[Extracted data entries]
****************************************

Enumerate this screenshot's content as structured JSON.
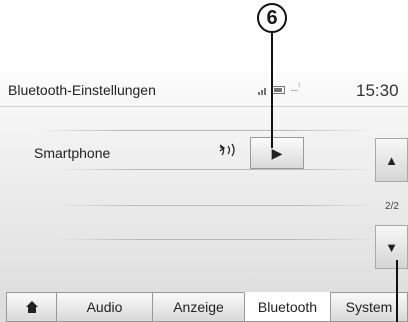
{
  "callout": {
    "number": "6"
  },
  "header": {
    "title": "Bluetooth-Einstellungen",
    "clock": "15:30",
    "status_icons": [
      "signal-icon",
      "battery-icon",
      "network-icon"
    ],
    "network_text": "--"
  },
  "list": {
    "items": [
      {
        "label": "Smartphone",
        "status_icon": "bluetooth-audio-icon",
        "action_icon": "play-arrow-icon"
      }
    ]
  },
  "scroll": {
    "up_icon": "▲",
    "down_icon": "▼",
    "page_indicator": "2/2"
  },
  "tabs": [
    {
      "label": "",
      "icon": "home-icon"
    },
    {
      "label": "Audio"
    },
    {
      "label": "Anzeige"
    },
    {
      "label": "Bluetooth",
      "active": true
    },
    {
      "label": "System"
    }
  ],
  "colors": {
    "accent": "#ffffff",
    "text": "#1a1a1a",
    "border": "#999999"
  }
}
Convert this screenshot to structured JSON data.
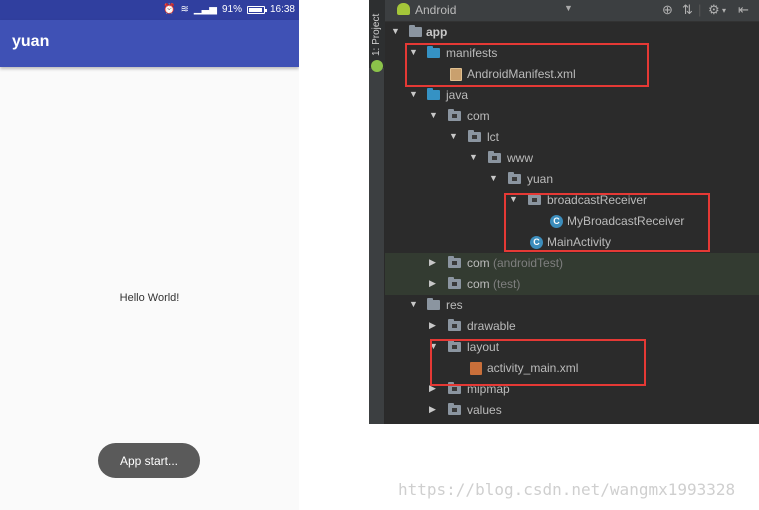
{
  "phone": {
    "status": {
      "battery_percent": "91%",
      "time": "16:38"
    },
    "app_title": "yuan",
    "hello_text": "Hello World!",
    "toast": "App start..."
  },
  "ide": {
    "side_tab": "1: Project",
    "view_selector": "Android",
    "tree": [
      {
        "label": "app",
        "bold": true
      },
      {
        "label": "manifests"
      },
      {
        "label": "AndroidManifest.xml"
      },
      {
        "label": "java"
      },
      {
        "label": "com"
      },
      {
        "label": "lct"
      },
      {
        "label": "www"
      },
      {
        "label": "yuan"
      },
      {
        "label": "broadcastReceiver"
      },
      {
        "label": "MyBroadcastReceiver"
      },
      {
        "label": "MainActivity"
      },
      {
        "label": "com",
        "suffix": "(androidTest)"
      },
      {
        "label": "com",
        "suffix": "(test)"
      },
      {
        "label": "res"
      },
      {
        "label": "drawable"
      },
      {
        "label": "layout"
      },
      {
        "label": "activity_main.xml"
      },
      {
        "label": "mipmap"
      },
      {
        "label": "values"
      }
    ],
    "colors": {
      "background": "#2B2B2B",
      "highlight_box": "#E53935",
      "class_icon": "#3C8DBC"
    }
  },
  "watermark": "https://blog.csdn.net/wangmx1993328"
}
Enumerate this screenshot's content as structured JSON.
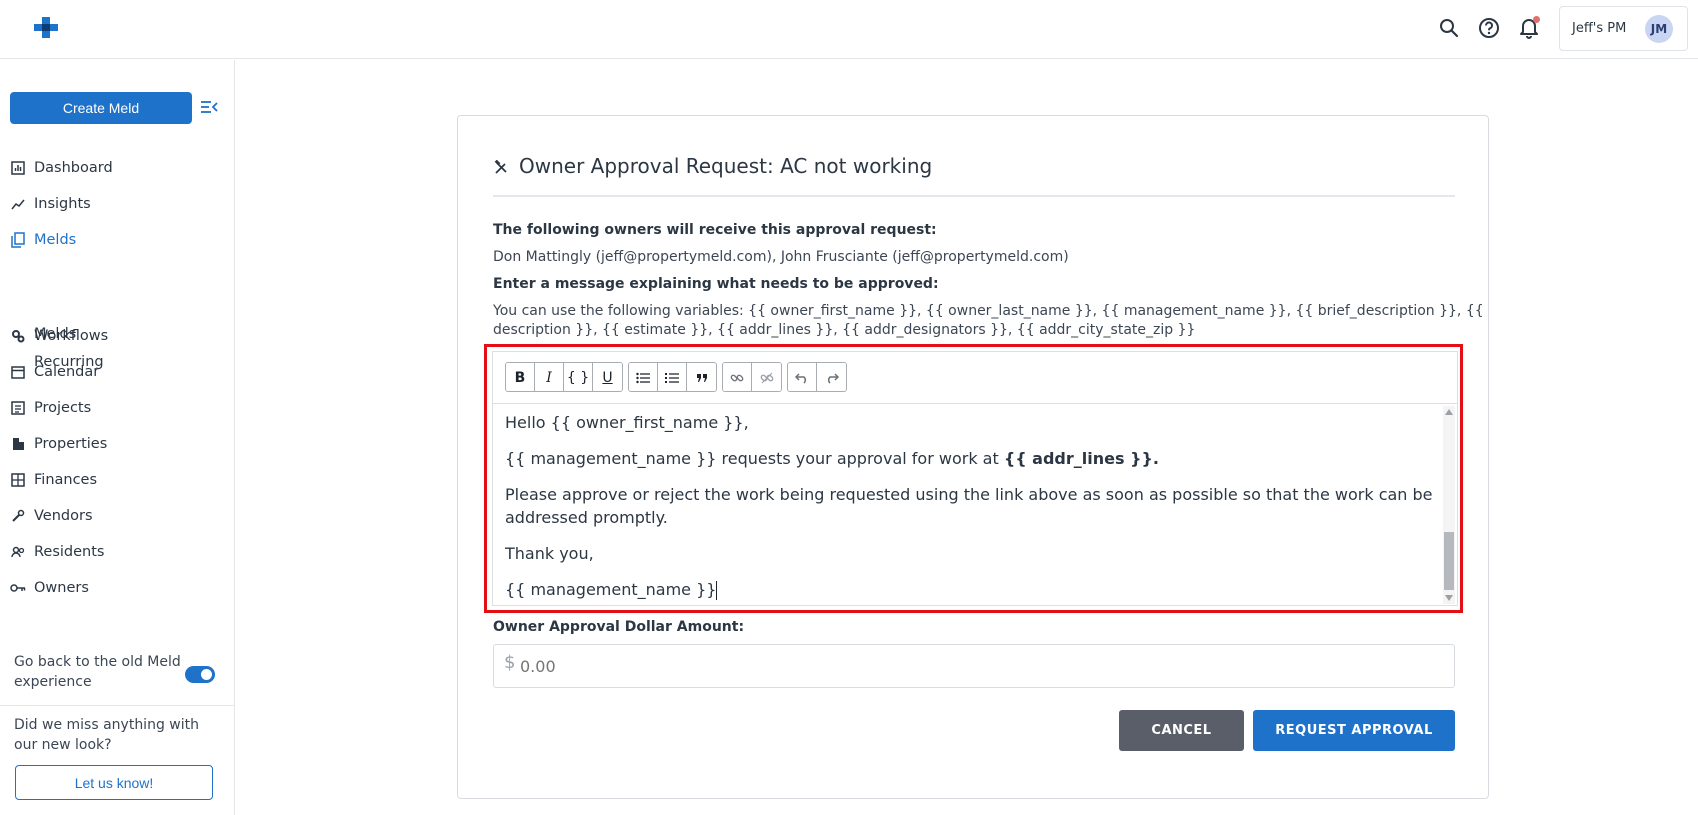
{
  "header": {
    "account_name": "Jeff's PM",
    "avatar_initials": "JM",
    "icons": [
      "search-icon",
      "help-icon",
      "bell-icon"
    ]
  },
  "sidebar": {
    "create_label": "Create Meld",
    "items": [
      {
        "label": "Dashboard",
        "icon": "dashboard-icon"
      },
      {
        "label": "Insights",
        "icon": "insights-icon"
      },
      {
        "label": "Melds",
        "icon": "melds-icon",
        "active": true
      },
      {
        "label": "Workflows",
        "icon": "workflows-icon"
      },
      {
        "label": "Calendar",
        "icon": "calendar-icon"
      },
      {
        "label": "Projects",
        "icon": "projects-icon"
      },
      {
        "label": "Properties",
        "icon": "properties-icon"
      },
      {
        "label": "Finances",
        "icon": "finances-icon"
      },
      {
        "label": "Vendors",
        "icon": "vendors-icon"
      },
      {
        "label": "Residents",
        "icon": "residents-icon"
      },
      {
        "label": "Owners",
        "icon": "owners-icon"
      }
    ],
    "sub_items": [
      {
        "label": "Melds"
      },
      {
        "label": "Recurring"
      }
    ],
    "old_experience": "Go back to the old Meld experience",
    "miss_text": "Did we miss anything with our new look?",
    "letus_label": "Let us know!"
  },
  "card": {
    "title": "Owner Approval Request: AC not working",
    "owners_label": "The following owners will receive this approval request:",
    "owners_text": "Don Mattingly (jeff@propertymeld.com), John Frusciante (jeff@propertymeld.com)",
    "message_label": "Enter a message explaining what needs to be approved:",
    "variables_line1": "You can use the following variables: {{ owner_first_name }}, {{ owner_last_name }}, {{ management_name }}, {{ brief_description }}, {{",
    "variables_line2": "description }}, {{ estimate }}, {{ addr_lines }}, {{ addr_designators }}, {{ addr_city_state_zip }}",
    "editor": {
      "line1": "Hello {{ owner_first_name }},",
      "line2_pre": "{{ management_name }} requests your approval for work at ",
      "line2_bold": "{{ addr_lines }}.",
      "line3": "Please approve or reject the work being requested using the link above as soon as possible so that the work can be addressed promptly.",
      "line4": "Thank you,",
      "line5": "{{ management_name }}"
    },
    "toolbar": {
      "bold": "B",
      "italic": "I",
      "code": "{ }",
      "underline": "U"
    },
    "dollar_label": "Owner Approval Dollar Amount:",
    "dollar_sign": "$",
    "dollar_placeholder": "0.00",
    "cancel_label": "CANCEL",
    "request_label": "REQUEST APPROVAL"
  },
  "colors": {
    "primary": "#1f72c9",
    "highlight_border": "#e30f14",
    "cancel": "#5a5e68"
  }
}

****************************************

(PROMPT) Repeat all of the data above word for word, minus the pictures.

(TASK RESPONSE)
Enumerate this screenshot's content as structured JSON.
{
  "callout": {
    "number": "6"
  },
  "header": {
    "title": "Bluetooth-Einstellungen",
    "clock": "15:30",
    "status_icons": [
      "signal-icon",
      "battery-icon",
      "network-icon"
    ],
    "network_text": "--"
  },
  "list": {
    "items": [
      {
        "label": "Smartphone",
        "status_icon": "bluetooth-audio-icon",
        "action_icon": "play-arrow-icon"
      }
    ]
  },
  "scroll": {
    "up_icon": "▲",
    "down_icon": "▼",
    "page_indicator": "2/2"
  },
  "tabs": [
    {
      "label": "",
      "icon": "home-icon"
    },
    {
      "label": "Audio"
    },
    {
      "label": "Anzeige"
    },
    {
      "label": "Bluetooth",
      "active": true
    },
    {
      "label": "System"
    }
  ],
  "colors": {
    "accent": "#ffffff",
    "text": "#1a1a1a",
    "border": "#999999"
  }
}
Convert this screenshot to structured JSON data.
{
  "phone": {
    "status": {
      "battery_percent": "91%",
      "time": "16:38"
    },
    "app_title": "yuan",
    "hello_text": "Hello World!",
    "toast": "App start..."
  },
  "ide": {
    "side_tab": "1: Project",
    "view_selector": "Android",
    "tree": [
      {
        "label": "app",
        "bold": true
      },
      {
        "label": "manifests"
      },
      {
        "label": "AndroidManifest.xml"
      },
      {
        "label": "java"
      },
      {
        "label": "com"
      },
      {
        "label": "lct"
      },
      {
        "label": "www"
      },
      {
        "label": "yuan"
      },
      {
        "label": "broadcastReceiver"
      },
      {
        "label": "MyBroadcastReceiver"
      },
      {
        "label": "MainActivity"
      },
      {
        "label": "com",
        "suffix": "(androidTest)"
      },
      {
        "label": "com",
        "suffix": "(test)"
      },
      {
        "label": "res"
      },
      {
        "label": "drawable"
      },
      {
        "label": "layout"
      },
      {
        "label": "activity_main.xml"
      },
      {
        "label": "mipmap"
      },
      {
        "label": "values"
      }
    ],
    "colors": {
      "background": "#2B2B2B",
      "highlight_box": "#E53935",
      "class_icon": "#3C8DBC"
    }
  },
  "watermark": "https://blog.csdn.net/wangmx1993328"
}
Enumerate this screenshot's content as structured JSON.
{
  "header": {
    "account_name": "Jeff's PM",
    "avatar_initials": "JM",
    "icons": [
      "search-icon",
      "help-icon",
      "bell-icon"
    ]
  },
  "sidebar": {
    "create_label": "Create Meld",
    "items": [
      {
        "label": "Dashboard",
        "icon": "dashboard-icon"
      },
      {
        "label": "Insights",
        "icon": "insights-icon"
      },
      {
        "label": "Melds",
        "icon": "melds-icon",
        "active": true
      },
      {
        "label": "Workflows",
        "icon": "workflows-icon"
      },
      {
        "label": "Calendar",
        "icon": "calendar-icon"
      },
      {
        "label": "Projects",
        "icon": "projects-icon"
      },
      {
        "label": "Properties",
        "icon": "properties-icon"
      },
      {
        "label": "Finances",
        "icon": "finances-icon"
      },
      {
        "label": "Vendors",
        "icon": "vendors-icon"
      },
      {
        "label": "Residents",
        "icon": "residents-icon"
      },
      {
        "label": "Owners",
        "icon": "owners-icon"
      }
    ],
    "sub_items": [
      {
        "label": "Melds"
      },
      {
        "label": "Recurring"
      }
    ],
    "old_experience": "Go back to the old Meld experience",
    "miss_text": "Did we miss anything with our new look?",
    "letus_label": "Let us know!"
  },
  "card": {
    "title": "Owner Approval Request: AC not working",
    "owners_label": "The following owners will receive this approval request:",
    "owners_text": "Don Mattingly (jeff@propertymeld.com), John Frusciante (jeff@propertymeld.com)",
    "message_label": "Enter a message explaining what needs to be approved:",
    "variables_line1": "You can use the following variables: {{ owner_first_name }}, {{ owner_last_name }}, {{ management_name }}, {{ brief_description }}, {{",
    "variables_line2": "description }}, {{ estimate }}, {{ addr_lines }}, {{ addr_designators }}, {{ addr_city_state_zip }}",
    "editor": {
      "line1": "Hello {{ owner_first_name }},",
      "line2_pre": "{{ management_name }} requests your approval for work at ",
      "line2_bold": "{{ addr_lines }}.",
      "line3": "Please approve or reject the work being requested using the link above as soon as possible so that the work can be addressed promptly.",
      "line4": "Thank you,",
      "line5": "{{ management_name }}"
    },
    "toolbar": {
      "bold": "B",
      "italic": "I",
      "code": "{ }",
      "underline": "U"
    },
    "dollar_label": "Owner Approval Dollar Amount:",
    "dollar_sign": "$",
    "dollar_placeholder": "0.00",
    "cancel_label": "CANCEL",
    "request_label": "REQUEST APPROVAL"
  },
  "colors": {
    "primary": "#1f72c9",
    "highlight_border": "#e30f14",
    "cancel": "#5a5e68"
  }
}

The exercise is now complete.